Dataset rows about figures
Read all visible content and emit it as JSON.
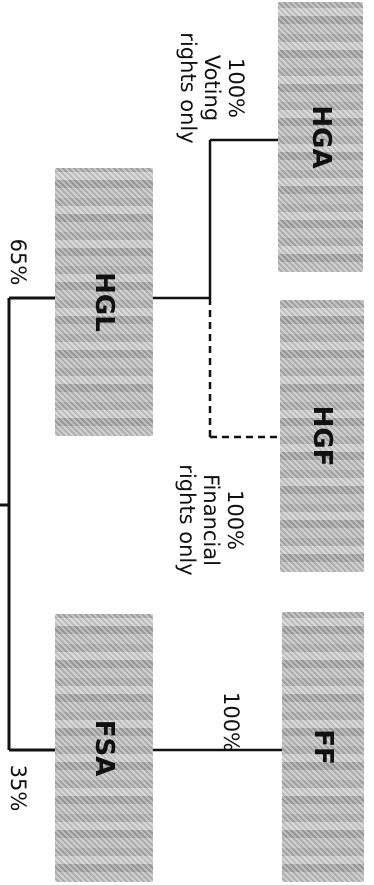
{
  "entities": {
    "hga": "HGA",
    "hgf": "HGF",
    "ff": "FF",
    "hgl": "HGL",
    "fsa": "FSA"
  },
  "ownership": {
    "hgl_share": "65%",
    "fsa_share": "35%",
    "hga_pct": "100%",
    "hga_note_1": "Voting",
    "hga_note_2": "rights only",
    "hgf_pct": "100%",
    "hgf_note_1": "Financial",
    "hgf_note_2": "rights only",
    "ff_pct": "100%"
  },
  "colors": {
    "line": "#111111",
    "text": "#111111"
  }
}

§ TASK TO COMPLETE
Are you able to set down all the lines above exactly, without any pictures?

§ CORRECT RESULT
Read all visible content and emit it as JSON.
{
  "entities": {
    "hga": "HGA",
    "hgf": "HGF",
    "ff": "FF",
    "hgl": "HGL",
    "fsa": "FSA"
  },
  "ownership": {
    "hgl_share": "65%",
    "fsa_share": "35%",
    "hga_pct": "100%",
    "hga_note_1": "Voting",
    "hga_note_2": "rights only",
    "hgf_pct": "100%",
    "hgf_note_1": "Financial",
    "hgf_note_2": "rights only",
    "ff_pct": "100%"
  },
  "colors": {
    "line": "#111111",
    "text": "#111111"
  }
}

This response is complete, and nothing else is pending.